Objective
In all of the rows below, swap every "candle-body" for "candlestick-body" and leave everything else unchanged.
------ Data section
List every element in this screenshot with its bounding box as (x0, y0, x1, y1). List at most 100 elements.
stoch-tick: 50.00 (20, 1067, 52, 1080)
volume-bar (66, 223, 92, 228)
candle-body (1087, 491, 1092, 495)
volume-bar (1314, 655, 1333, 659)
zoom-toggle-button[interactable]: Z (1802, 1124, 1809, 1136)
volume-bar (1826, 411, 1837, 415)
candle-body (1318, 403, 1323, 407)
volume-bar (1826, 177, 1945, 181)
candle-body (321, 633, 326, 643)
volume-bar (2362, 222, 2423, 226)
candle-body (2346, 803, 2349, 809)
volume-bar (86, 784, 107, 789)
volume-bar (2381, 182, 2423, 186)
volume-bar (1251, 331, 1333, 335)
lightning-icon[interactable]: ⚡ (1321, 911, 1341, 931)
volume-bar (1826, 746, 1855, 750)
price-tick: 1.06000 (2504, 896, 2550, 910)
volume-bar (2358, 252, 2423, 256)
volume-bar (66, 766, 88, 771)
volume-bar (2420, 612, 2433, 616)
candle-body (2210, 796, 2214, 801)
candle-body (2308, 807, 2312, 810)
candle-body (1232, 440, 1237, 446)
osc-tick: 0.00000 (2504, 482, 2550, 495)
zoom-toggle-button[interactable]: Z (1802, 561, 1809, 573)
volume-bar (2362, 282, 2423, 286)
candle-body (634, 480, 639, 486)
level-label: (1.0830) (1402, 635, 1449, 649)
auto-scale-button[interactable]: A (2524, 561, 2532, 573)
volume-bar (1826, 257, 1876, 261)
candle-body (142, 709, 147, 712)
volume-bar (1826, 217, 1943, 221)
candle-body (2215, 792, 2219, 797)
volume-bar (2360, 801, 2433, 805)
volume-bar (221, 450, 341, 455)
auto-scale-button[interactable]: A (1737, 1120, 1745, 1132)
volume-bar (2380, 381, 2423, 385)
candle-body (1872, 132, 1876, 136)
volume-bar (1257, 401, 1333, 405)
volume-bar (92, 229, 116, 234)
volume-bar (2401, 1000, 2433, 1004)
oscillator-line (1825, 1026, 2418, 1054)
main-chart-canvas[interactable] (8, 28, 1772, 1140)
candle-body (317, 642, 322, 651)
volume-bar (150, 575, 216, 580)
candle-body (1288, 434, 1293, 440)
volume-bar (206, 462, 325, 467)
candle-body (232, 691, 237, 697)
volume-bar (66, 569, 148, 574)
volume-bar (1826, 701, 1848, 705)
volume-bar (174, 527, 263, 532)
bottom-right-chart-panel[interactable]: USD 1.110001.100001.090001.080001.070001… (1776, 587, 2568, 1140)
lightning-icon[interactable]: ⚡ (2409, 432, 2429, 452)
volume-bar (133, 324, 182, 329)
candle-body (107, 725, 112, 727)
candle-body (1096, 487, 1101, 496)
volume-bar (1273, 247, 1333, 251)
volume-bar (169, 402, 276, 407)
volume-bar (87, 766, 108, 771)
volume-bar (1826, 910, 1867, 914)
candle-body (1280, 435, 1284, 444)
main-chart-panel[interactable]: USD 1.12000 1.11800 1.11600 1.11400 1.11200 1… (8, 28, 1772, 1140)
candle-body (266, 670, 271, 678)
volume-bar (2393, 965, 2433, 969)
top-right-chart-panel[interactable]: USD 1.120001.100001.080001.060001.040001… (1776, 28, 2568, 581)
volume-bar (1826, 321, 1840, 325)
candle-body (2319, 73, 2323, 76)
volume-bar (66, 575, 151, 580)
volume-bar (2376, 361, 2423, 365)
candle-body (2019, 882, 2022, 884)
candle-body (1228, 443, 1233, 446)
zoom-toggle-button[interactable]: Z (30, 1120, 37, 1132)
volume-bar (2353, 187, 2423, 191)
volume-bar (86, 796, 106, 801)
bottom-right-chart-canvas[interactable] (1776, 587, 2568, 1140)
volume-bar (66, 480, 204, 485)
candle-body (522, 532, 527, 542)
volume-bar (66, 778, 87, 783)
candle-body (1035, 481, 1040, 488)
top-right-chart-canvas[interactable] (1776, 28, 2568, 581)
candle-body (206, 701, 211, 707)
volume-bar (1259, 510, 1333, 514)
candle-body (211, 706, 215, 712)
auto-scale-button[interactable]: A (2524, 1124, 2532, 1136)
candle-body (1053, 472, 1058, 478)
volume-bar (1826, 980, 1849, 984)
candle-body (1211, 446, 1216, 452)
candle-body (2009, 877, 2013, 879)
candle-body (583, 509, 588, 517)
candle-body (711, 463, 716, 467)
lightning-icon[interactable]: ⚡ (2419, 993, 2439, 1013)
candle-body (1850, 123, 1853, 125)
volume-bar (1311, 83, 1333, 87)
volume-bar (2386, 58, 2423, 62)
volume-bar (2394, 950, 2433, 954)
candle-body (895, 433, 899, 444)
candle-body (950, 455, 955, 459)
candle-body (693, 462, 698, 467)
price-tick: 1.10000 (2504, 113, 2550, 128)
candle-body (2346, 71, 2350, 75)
------------
Output of the exercise
List every element in this screenshot with its bounding box as (x0, y0, x1, y1). List at most 100 elements.
stoch-tick: 50.00 (20, 1067, 52, 1080)
volume-bar (66, 223, 92, 228)
candlestick-body (1087, 491, 1092, 495)
volume-bar (1314, 655, 1333, 659)
zoom-toggle-button[interactable]: Z (1802, 1124, 1809, 1136)
volume-bar (1826, 411, 1837, 415)
candlestick-body (1318, 403, 1323, 407)
volume-bar (1826, 177, 1945, 181)
candlestick-body (321, 633, 326, 643)
volume-bar (2362, 222, 2423, 226)
candlestick-body (2346, 803, 2349, 809)
volume-bar (86, 784, 107, 789)
volume-bar (2381, 182, 2423, 186)
volume-bar (1251, 331, 1333, 335)
lightning-icon[interactable]: ⚡ (1321, 911, 1341, 931)
volume-bar (1826, 746, 1855, 750)
price-tick: 1.06000 (2504, 896, 2550, 910)
volume-bar (2358, 252, 2423, 256)
volume-bar (66, 766, 88, 771)
volume-bar (2420, 612, 2433, 616)
candlestick-body (2210, 796, 2214, 801)
candlestick-body (2308, 807, 2312, 810)
candlestick-body (1232, 440, 1237, 446)
osc-tick: 0.00000 (2504, 482, 2550, 495)
zoom-toggle-button[interactable]: Z (1802, 561, 1809, 573)
volume-bar (2362, 282, 2423, 286)
candlestick-body (634, 480, 639, 486)
level-label: (1.0830) (1402, 635, 1449, 649)
auto-scale-button[interactable]: A (2524, 561, 2532, 573)
volume-bar (1826, 257, 1876, 261)
candlestick-body (142, 709, 147, 712)
volume-bar (1826, 217, 1943, 221)
candlestick-body (2215, 792, 2219, 797)
volume-bar (2360, 801, 2433, 805)
volume-bar (221, 450, 341, 455)
auto-scale-button[interactable]: A (1737, 1120, 1745, 1132)
volume-bar (2380, 381, 2423, 385)
candlestick-body (1872, 132, 1876, 136)
volume-bar (1257, 401, 1333, 405)
volume-bar (92, 229, 116, 234)
volume-bar (2401, 1000, 2433, 1004)
oscillator-line (1825, 1026, 2418, 1054)
main-chart-canvas[interactable] (8, 28, 1772, 1140)
candlestick-body (317, 642, 322, 651)
volume-bar (150, 575, 216, 580)
candlestick-body (1288, 434, 1293, 440)
volume-bar (206, 462, 325, 467)
candlestick-body (232, 691, 237, 697)
volume-bar (66, 569, 148, 574)
volume-bar (1826, 701, 1848, 705)
volume-bar (174, 527, 263, 532)
bottom-right-chart-panel[interactable]: USD 1.110001.100001.090001.080001.070001… (1776, 587, 2568, 1140)
lightning-icon[interactable]: ⚡ (2409, 432, 2429, 452)
volume-bar (133, 324, 182, 329)
candlestick-body (107, 725, 112, 727)
candlestick-body (1096, 487, 1101, 496)
volume-bar (1273, 247, 1333, 251)
volume-bar (169, 402, 276, 407)
volume-bar (87, 766, 108, 771)
volume-bar (1826, 910, 1867, 914)
candlestick-body (1280, 435, 1284, 444)
main-chart-panel[interactable]: USD 1.12000 1.11800 1.11600 1.11400 1.11200 1… (8, 28, 1772, 1140)
candlestick-body (266, 670, 271, 678)
volume-bar (2393, 965, 2433, 969)
top-right-chart-panel[interactable]: USD 1.120001.100001.080001.060001.040001… (1776, 28, 2568, 581)
volume-bar (1826, 321, 1840, 325)
candlestick-body (2319, 73, 2323, 76)
volume-bar (66, 575, 151, 580)
volume-bar (2376, 361, 2423, 365)
candlestick-body (2019, 882, 2022, 884)
candlestick-body (1228, 443, 1233, 446)
zoom-toggle-button[interactable]: Z (30, 1120, 37, 1132)
volume-bar (2353, 187, 2423, 191)
volume-bar (86, 796, 106, 801)
bottom-right-chart-canvas[interactable] (1776, 587, 2568, 1140)
volume-bar (66, 480, 204, 485)
candlestick-body (522, 532, 527, 542)
volume-bar (66, 778, 87, 783)
candlestick-body (1035, 481, 1040, 488)
top-right-chart-canvas[interactable] (1776, 28, 2568, 581)
candlestick-body (206, 701, 211, 707)
volume-bar (1259, 510, 1333, 514)
candlestick-body (211, 706, 215, 712)
auto-scale-button[interactable]: A (2524, 1124, 2532, 1136)
candlestick-body (1053, 472, 1058, 478)
volume-bar (1826, 980, 1849, 984)
candlestick-body (1211, 446, 1216, 452)
candlestick-body (2009, 877, 2013, 879)
candlestick-body (583, 509, 588, 517)
candlestick-body (711, 463, 716, 467)
lightning-icon[interactable]: ⚡ (2419, 993, 2439, 1013)
candlestick-body (1850, 123, 1853, 125)
volume-bar (1311, 83, 1333, 87)
volume-bar (2386, 58, 2423, 62)
volume-bar (2394, 950, 2433, 954)
candlestick-body (895, 433, 899, 444)
candlestick-body (950, 455, 955, 459)
candlestick-body (693, 462, 698, 467)
price-tick: 1.10000 (2504, 113, 2550, 128)
candlestick-body (2346, 71, 2350, 75)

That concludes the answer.